#### Exercise inputs:

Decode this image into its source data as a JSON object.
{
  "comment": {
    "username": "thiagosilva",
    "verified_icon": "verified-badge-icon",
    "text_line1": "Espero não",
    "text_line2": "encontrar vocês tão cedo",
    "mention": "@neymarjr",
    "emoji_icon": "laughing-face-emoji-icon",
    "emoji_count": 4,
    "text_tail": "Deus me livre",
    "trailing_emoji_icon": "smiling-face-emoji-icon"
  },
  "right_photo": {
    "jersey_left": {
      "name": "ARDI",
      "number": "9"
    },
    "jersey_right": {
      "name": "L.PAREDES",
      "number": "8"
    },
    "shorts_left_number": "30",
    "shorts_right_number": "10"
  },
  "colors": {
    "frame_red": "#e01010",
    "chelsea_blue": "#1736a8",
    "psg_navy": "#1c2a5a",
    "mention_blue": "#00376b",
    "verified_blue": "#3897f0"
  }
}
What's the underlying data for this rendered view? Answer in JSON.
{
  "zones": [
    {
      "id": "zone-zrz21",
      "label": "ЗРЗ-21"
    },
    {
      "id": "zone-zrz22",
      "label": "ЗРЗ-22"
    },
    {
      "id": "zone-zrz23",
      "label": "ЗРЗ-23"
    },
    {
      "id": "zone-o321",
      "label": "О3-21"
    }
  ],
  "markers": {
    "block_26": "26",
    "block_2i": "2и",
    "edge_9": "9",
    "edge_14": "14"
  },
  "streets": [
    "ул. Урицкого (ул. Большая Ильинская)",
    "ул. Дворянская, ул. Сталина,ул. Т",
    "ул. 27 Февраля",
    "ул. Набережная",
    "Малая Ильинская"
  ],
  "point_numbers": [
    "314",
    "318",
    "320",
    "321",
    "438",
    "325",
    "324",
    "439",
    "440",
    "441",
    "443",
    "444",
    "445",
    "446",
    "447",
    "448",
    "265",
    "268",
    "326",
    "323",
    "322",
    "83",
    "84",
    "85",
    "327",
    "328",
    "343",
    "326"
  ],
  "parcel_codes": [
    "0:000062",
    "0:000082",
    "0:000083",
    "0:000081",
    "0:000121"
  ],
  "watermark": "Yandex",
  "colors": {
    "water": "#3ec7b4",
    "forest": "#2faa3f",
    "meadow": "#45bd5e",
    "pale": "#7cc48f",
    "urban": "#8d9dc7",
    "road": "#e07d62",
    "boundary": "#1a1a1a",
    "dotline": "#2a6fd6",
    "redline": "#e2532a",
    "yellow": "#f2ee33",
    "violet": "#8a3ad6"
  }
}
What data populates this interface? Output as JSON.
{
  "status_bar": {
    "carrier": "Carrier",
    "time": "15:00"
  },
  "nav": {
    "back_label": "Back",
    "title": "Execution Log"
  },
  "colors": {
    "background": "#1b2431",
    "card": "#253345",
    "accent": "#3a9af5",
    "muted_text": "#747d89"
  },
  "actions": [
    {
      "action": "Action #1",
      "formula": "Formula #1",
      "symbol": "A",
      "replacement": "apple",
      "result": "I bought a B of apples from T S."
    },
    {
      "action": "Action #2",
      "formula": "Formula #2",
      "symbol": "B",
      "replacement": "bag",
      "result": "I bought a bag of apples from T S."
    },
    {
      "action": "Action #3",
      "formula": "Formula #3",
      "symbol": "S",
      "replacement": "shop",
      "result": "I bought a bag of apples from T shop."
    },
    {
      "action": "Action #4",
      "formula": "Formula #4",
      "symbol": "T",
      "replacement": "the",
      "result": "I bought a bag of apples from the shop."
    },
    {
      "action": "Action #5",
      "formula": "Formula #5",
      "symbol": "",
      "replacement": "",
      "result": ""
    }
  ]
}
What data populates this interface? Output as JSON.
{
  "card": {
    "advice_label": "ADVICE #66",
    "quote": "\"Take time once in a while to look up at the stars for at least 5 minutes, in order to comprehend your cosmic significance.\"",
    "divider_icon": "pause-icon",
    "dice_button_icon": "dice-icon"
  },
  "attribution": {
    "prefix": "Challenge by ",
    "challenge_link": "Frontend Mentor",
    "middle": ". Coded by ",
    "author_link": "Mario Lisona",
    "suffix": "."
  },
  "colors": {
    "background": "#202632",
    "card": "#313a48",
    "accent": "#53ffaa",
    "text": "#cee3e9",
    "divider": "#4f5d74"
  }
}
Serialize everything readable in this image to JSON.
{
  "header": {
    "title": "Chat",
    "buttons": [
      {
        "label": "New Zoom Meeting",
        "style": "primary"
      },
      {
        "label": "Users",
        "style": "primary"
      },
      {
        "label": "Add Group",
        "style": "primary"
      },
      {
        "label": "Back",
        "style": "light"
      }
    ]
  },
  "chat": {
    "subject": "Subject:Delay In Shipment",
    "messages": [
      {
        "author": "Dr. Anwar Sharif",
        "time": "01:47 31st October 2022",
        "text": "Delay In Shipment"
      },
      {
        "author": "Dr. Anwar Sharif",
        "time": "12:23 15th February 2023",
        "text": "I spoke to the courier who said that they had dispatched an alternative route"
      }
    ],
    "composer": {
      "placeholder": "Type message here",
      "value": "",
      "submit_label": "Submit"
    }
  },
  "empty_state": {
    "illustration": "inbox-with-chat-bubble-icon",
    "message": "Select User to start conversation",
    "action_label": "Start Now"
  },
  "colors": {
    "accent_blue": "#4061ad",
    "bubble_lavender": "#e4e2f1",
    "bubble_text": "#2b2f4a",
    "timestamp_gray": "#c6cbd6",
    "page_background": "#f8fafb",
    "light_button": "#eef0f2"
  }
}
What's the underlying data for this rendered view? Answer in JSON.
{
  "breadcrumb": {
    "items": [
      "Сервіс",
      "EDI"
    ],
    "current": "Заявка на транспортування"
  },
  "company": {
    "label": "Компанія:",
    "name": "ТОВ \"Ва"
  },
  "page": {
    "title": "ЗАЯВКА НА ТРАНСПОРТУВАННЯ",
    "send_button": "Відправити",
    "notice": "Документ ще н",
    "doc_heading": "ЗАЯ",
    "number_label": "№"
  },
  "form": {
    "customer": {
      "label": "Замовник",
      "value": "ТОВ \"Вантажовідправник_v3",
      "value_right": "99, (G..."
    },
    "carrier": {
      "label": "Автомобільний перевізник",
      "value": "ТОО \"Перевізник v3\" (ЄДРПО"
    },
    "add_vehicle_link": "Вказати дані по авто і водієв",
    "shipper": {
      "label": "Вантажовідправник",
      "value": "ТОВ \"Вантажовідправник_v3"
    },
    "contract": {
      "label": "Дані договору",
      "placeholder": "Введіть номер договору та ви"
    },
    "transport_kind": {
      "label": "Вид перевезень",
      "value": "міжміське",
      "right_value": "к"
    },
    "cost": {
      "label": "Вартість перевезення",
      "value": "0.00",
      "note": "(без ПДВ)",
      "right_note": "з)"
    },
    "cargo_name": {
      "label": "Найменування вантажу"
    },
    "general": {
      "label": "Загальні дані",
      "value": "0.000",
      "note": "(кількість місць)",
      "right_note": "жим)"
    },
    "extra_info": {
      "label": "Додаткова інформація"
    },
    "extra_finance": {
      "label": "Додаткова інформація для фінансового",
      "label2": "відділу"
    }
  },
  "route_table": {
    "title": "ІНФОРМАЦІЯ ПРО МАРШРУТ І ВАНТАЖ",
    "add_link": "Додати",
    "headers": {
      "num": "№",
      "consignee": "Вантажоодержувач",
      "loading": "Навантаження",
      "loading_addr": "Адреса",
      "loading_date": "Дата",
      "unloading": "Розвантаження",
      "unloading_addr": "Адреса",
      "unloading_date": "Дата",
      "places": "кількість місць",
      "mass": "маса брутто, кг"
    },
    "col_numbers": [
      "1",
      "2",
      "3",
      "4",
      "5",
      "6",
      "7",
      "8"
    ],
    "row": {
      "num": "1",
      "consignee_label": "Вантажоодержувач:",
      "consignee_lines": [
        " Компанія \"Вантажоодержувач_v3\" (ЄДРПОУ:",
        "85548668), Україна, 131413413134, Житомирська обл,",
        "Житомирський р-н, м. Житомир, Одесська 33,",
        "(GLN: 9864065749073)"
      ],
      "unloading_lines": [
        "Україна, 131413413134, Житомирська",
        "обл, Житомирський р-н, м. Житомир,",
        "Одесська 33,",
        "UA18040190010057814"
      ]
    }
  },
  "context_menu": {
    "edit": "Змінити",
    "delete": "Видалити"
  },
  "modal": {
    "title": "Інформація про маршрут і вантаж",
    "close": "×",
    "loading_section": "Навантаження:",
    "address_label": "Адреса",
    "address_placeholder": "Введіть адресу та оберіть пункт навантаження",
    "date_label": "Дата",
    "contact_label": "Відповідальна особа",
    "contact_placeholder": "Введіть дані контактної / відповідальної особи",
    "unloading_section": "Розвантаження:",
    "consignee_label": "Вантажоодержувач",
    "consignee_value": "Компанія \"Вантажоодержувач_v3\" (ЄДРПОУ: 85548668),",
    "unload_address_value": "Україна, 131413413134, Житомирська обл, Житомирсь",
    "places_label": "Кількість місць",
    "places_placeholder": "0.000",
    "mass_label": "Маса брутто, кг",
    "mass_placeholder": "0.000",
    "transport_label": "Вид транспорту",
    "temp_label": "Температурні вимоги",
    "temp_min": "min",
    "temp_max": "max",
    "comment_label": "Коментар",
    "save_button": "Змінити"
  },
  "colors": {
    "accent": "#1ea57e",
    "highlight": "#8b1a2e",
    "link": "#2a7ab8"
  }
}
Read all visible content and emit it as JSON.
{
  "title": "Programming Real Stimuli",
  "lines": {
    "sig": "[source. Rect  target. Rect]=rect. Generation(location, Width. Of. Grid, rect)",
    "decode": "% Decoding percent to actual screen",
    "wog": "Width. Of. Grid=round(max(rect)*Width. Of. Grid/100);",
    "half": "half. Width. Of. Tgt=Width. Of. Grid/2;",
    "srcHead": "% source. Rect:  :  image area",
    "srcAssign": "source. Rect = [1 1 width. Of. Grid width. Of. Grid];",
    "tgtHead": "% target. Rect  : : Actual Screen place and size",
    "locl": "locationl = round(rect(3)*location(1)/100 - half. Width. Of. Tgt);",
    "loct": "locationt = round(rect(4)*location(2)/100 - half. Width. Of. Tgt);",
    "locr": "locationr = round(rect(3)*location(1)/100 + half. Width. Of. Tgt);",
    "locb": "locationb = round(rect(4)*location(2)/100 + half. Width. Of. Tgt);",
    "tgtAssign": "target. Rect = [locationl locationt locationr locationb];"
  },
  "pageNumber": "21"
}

#### Stated goal:
Among the entries above, how many lines hold the string "image"? Respond with nothing but the number.

#### Solution to the exercise:
3